Data for the task →
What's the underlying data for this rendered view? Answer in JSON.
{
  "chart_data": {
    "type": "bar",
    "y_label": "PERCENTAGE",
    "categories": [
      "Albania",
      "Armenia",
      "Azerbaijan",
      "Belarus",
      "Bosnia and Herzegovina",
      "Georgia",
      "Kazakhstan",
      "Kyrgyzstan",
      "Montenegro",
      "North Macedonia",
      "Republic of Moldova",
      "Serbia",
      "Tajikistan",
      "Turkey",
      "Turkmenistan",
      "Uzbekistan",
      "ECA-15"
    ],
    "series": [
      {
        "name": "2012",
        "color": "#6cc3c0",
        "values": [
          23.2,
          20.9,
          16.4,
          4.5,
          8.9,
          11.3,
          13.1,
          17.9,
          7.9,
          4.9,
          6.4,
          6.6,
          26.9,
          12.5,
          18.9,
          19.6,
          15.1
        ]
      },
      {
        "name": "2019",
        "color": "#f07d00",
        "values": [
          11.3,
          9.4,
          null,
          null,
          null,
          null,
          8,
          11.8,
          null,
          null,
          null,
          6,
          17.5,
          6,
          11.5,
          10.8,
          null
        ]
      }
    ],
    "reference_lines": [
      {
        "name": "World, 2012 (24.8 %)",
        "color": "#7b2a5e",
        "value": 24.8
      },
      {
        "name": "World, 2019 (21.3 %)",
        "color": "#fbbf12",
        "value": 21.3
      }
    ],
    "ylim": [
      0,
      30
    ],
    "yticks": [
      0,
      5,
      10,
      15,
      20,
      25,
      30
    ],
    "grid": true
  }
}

What is expected → Search the data for "name". Copy every line that has it.

Solved problem →
        "name": "2012",
        "name": "2019",
        "name": "World, 2012 (24.8 %)",
        "name": "World, 2019 (21.3 %)",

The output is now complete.